***** Record set *****
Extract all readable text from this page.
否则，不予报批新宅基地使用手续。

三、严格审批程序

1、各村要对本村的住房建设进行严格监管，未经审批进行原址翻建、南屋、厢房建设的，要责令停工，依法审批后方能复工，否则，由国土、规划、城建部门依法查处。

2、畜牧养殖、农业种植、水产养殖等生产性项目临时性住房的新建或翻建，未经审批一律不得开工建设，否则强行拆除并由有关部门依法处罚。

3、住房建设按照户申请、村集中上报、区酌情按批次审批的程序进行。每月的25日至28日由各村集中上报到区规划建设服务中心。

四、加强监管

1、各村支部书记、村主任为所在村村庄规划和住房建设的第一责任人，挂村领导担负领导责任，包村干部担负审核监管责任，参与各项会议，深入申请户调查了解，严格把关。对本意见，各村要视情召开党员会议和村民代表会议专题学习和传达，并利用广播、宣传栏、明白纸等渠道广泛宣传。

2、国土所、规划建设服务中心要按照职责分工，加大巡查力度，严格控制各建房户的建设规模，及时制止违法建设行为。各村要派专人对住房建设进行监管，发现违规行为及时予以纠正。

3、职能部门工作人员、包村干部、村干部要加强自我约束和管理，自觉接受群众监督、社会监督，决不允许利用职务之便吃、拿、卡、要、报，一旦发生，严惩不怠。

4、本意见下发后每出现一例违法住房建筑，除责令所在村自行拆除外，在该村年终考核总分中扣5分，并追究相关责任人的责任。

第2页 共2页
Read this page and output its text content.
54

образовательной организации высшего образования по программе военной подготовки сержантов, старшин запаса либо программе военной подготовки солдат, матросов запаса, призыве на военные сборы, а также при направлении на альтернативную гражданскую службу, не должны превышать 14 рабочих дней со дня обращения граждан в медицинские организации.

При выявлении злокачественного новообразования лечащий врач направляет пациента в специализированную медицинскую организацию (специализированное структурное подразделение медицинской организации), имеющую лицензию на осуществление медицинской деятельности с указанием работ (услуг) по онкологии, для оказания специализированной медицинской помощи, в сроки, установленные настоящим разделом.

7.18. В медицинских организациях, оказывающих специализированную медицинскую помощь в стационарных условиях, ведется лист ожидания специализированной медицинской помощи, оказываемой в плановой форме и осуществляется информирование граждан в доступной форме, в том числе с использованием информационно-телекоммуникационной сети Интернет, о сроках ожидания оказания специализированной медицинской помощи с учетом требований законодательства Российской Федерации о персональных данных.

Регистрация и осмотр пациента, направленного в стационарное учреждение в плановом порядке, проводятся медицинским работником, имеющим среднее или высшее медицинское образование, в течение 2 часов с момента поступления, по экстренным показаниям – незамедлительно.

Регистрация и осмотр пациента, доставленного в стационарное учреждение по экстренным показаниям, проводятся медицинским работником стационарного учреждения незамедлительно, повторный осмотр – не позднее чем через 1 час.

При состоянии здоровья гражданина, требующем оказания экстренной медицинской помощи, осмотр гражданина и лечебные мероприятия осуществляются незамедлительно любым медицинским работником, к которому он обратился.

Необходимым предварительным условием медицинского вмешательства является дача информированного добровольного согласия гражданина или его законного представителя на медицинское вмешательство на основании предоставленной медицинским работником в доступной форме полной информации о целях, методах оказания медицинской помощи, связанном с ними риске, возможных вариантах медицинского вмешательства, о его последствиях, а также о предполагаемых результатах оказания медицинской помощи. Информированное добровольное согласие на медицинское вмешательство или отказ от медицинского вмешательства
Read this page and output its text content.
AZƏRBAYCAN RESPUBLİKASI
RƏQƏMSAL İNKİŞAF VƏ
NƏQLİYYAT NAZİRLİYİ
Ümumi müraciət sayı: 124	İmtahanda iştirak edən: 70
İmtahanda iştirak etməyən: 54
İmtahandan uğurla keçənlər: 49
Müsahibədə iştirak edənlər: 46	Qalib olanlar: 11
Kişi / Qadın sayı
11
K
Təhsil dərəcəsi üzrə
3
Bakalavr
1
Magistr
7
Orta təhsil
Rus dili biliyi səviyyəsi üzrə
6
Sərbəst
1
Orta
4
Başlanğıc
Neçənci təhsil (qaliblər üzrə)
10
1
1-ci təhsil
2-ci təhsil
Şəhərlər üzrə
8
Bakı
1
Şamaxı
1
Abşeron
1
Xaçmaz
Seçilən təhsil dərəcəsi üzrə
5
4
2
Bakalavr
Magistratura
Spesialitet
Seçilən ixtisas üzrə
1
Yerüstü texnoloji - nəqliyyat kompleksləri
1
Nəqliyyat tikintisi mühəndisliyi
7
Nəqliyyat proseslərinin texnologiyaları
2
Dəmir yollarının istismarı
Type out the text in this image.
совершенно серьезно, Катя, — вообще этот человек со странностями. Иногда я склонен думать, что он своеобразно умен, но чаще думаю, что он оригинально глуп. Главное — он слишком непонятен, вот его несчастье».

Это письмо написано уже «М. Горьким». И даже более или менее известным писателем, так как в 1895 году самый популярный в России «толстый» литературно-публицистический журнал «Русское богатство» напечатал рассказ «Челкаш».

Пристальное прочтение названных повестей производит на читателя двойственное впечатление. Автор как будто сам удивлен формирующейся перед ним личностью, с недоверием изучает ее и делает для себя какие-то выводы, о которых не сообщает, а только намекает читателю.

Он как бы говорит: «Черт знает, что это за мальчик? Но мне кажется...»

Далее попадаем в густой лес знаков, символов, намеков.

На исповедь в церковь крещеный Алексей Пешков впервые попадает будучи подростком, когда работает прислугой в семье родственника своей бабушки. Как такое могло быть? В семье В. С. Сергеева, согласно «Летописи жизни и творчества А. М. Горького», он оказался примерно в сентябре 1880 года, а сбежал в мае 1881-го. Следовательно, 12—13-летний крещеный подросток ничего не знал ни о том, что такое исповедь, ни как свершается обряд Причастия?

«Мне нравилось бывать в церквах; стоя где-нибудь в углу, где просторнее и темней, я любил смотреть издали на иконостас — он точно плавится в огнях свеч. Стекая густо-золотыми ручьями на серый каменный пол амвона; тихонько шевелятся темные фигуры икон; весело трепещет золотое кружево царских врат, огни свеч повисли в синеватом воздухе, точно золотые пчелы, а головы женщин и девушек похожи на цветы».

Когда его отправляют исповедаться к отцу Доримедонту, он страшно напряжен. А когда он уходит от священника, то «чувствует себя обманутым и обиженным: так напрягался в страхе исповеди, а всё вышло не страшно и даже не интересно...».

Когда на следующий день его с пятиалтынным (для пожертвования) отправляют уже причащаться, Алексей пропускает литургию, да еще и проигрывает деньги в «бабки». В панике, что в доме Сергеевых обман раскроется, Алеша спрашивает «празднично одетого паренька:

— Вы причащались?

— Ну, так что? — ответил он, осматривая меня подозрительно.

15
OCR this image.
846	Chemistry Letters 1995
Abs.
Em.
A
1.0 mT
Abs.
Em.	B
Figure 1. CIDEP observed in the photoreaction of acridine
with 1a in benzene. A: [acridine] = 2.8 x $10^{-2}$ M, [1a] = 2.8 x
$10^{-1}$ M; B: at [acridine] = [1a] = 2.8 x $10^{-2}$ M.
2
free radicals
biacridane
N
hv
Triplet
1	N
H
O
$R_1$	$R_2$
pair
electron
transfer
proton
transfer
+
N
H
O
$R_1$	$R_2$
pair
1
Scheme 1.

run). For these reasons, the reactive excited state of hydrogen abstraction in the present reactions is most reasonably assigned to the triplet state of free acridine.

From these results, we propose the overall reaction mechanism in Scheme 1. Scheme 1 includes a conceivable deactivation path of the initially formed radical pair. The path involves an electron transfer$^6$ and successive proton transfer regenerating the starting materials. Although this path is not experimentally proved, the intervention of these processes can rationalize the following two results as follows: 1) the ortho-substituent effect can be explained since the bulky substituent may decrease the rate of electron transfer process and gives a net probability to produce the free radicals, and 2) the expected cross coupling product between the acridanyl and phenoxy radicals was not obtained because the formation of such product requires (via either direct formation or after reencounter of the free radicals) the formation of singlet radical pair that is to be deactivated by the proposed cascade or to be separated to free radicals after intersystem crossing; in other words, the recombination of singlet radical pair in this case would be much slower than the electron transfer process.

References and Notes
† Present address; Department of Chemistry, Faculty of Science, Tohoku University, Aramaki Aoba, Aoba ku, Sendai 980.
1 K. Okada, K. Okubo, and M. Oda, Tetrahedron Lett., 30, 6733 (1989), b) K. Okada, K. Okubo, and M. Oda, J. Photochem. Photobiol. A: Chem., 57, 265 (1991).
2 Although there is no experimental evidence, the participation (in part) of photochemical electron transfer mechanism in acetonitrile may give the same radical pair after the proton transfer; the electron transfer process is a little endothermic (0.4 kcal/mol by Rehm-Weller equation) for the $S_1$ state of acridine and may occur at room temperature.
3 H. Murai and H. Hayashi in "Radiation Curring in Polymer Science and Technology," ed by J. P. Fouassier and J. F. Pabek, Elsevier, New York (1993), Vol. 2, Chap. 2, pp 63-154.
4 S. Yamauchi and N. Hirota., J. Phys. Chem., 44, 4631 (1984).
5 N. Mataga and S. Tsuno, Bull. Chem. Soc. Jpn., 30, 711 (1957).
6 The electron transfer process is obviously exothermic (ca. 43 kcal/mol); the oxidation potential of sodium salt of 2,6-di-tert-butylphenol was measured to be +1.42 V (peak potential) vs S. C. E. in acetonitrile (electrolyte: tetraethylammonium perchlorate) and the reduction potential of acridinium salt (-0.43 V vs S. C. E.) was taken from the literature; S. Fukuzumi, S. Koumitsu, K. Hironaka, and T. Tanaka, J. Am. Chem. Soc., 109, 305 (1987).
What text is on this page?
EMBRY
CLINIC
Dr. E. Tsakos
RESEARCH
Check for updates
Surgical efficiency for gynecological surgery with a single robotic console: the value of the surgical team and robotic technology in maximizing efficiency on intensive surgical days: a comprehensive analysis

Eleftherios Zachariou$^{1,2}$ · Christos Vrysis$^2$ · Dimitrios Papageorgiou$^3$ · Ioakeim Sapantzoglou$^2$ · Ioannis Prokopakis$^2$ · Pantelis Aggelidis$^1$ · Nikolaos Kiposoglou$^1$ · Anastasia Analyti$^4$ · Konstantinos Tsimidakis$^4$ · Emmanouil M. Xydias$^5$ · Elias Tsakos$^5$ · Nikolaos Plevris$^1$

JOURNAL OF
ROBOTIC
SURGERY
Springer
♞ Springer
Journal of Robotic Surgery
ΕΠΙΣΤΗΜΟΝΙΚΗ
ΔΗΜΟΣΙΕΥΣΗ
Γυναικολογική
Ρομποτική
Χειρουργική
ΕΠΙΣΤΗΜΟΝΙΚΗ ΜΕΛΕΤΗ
*****
▶ [What the task requires]: Print exactly the lines above, starting at the line that contains "What text is on this page?" and ending with the last line of the records, both included.

▶ [Complete output]:
What text is on this page?
EMBRY
CLINIC
Dr. E. Tsakos
RESEARCH
Check for updates
Surgical efficiency for gynecological surgery with a single robotic console: the value of the surgical team and robotic technology in maximizing efficiency on intensive surgical days: a comprehensive analysis

Eleftherios Zachariou$^{1,2}$ · Christos Vrysis$^2$ · Dimitrios Papageorgiou$^3$ · Ioakeim Sapantzoglou$^2$ · Ioannis Prokopakis$^2$ · Pantelis Aggelidis$^1$ · Nikolaos Kiposoglou$^1$ · Anastasia Analyti$^4$ · Konstantinos Tsimidakis$^4$ · Emmanouil M. Xydias$^5$ · Elias Tsakos$^5$ · Nikolaos Plevris$^1$

JOURNAL OF
ROBOTIC
SURGERY
Springer
♞ Springer
Journal of Robotic Surgery
ΕΠΙΣΤΗΜΟΝΙΚΗ
ΔΗΜΟΣΙΕΥΣΗ
Γυναικολογική
Ρομποτική
Χειρουργική
ΕΠΙΣΤΗΜΟΝΙΚΗ ΜΕΛΕΤΗ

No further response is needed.